(Source records)
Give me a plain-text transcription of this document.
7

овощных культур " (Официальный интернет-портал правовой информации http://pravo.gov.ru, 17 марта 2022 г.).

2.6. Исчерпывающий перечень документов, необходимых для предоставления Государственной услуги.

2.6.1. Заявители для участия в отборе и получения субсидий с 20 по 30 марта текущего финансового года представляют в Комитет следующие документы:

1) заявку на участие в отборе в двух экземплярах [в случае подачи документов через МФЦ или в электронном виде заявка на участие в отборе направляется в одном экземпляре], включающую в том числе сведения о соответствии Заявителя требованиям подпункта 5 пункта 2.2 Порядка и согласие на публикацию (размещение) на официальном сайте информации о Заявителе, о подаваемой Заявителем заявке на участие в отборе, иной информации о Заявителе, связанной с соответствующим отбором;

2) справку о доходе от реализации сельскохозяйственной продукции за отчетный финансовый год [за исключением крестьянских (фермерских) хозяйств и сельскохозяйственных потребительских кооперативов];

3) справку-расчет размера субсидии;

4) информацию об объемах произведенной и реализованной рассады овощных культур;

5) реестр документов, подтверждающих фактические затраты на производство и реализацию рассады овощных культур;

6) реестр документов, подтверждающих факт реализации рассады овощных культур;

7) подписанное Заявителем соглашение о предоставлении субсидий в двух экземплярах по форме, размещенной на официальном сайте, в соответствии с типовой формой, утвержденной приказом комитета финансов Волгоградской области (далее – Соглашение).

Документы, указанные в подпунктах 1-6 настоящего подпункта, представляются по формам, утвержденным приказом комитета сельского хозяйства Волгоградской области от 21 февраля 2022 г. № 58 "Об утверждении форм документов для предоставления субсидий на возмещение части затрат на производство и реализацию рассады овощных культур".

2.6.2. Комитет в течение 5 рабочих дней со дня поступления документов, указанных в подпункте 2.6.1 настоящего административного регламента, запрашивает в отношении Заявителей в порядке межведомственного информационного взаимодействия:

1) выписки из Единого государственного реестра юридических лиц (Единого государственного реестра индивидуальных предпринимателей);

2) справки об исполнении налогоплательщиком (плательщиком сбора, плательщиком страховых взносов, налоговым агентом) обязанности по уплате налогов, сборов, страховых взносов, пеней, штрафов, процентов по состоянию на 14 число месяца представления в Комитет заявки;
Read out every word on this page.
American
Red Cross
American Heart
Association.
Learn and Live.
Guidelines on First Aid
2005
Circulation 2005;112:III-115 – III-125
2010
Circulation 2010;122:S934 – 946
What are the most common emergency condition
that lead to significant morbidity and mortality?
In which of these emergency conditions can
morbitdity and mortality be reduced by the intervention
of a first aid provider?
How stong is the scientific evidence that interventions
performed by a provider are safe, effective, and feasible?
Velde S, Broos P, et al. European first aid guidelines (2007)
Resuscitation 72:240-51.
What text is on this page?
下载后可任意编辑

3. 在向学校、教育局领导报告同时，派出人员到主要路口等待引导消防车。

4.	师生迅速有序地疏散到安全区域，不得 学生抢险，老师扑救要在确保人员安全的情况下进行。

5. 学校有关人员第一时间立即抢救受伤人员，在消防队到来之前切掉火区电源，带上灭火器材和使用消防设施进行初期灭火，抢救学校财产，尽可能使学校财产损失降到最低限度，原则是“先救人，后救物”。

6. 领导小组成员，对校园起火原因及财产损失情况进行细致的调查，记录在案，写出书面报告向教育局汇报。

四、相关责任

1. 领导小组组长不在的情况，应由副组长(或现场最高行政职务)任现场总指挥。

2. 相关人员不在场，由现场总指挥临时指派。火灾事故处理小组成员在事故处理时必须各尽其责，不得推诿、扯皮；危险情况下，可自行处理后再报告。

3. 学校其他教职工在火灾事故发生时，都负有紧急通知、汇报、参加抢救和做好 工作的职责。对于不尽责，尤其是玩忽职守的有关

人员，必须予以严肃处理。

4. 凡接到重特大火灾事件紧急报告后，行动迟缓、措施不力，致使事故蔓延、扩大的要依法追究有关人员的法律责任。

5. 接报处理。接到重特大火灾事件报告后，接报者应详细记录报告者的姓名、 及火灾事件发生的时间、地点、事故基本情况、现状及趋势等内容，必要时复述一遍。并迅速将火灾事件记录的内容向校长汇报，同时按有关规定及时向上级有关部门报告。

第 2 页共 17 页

*Required work*. Write out every line of the material again, exactly as it reads.

*Written response*.
Give me a plain-text transcription of this document.
7

овощных культур " (Официальный интернет-портал правовой информации http://pravo.gov.ru, 17 марта 2022 г.).

2.6. Исчерпывающий перечень документов, необходимых для предоставления Государственной услуги.

2.6.1. Заявители для участия в отборе и получения субсидий с 20 по 30 марта текущего финансового года представляют в Комитет следующие документы:

1) заявку на участие в отборе в двух экземплярах [в случае подачи документов через МФЦ или в электронном виде заявка на участие в отборе направляется в одном экземпляре], включающую в том числе сведения о соответствии Заявителя требованиям подпункта 5 пункта 2.2 Порядка и согласие на публикацию (размещение) на официальном сайте информации о Заявителе, о подаваемой Заявителем заявке на участие в отборе, иной информации о Заявителе, связанной с соответствующим отбором;

2) справку о доходе от реализации сельскохозяйственной продукции за отчетный финансовый год [за исключением крестьянских (фермерских) хозяйств и сельскохозяйственных потребительских кооперативов];

3) справку-расчет размера субсидии;

4) информацию об объемах произведенной и реализованной рассады овощных культур;

5) реестр документов, подтверждающих фактические затраты на производство и реализацию рассады овощных культур;

6) реестр документов, подтверждающих факт реализации рассады овощных культур;

7) подписанное Заявителем соглашение о предоставлении субсидий в двух экземплярах по форме, размещенной на официальном сайте, в соответствии с типовой формой, утвержденной приказом комитета финансов Волгоградской области (далее – Соглашение).

Документы, указанные в подпунктах 1-6 настоящего подпункта, представляются по формам, утвержденным приказом комитета сельского хозяйства Волгоградской области от 21 февраля 2022 г. № 58 "Об утверждении форм документов для предоставления субсидий на возмещение части затрат на производство и реализацию рассады овощных культур".

2.6.2. Комитет в течение 5 рабочих дней со дня поступления документов, указанных в подпункте 2.6.1 настоящего административного регламента, запрашивает в отношении Заявителей в порядке межведомственного информационного взаимодействия:

1) выписки из Единого государственного реестра юридических лиц (Единого государственного реестра индивидуальных предпринимателей);

2) справки об исполнении налогоплательщиком (плательщиком сбора, плательщиком страховых взносов, налоговым агентом) обязанности по уплате налогов, сборов, страховых взносов, пеней, штрафов, процентов по состоянию на 14 число месяца представления в Комитет заявки;
Read out every word on this page.
American
Red Cross
American Heart
Association.
Learn and Live.
Guidelines on First Aid
2005
Circulation 2005;112:III-115 – III-125
2010
Circulation 2010;122:S934 – 946
What are the most common emergency condition
that lead to significant morbidity and mortality?
In which of these emergency conditions can
morbitdity and mortality be reduced by the intervention
of a first aid provider?
How stong is the scientific evidence that interventions
performed by a provider are safe, effective, and feasible?
Velde S, Broos P, et al. European first aid guidelines (2007)
Resuscitation 72:240-51.
What text is on this page?
下载后可任意编辑

3. 在向学校、教育局领导报告同时，派出人员到主要路口等待引导消防车。

4.	师生迅速有序地疏散到安全区域，不得 学生抢险，老师扑救要在确保人员安全的情况下进行。

5. 学校有关人员第一时间立即抢救受伤人员，在消防队到来之前切掉火区电源，带上灭火器材和使用消防设施进行初期灭火，抢救学校财产，尽可能使学校财产损失降到最低限度，原则是“先救人，后救物”。

6. 领导小组成员，对校园起火原因及财产损失情况进行细致的调查，记录在案，写出书面报告向教育局汇报。

四、相关责任

1. 领导小组组长不在的情况，应由副组长(或现场最高行政职务)任现场总指挥。

2. 相关人员不在场，由现场总指挥临时指派。火灾事故处理小组成员在事故处理时必须各尽其责，不得推诿、扯皮；危险情况下，可自行处理后再报告。

3. 学校其他教职工在火灾事故发生时，都负有紧急通知、汇报、参加抢救和做好 工作的职责。对于不尽责，尤其是玩忽职守的有关

人员，必须予以严肃处理。

4. 凡接到重特大火灾事件紧急报告后，行动迟缓、措施不力，致使事故蔓延、扩大的要依法追究有关人员的法律责任。

5. 接报处理。接到重特大火灾事件报告后，接报者应详细记录报告者的姓名、 及火灾事件发生的时间、地点、事故基本情况、现状及趋势等内容，必要时复述一遍。并迅速将火灾事件记录的内容向校长汇报，同时按有关规定及时向上级有关部门报告。

第 2 页共 17 页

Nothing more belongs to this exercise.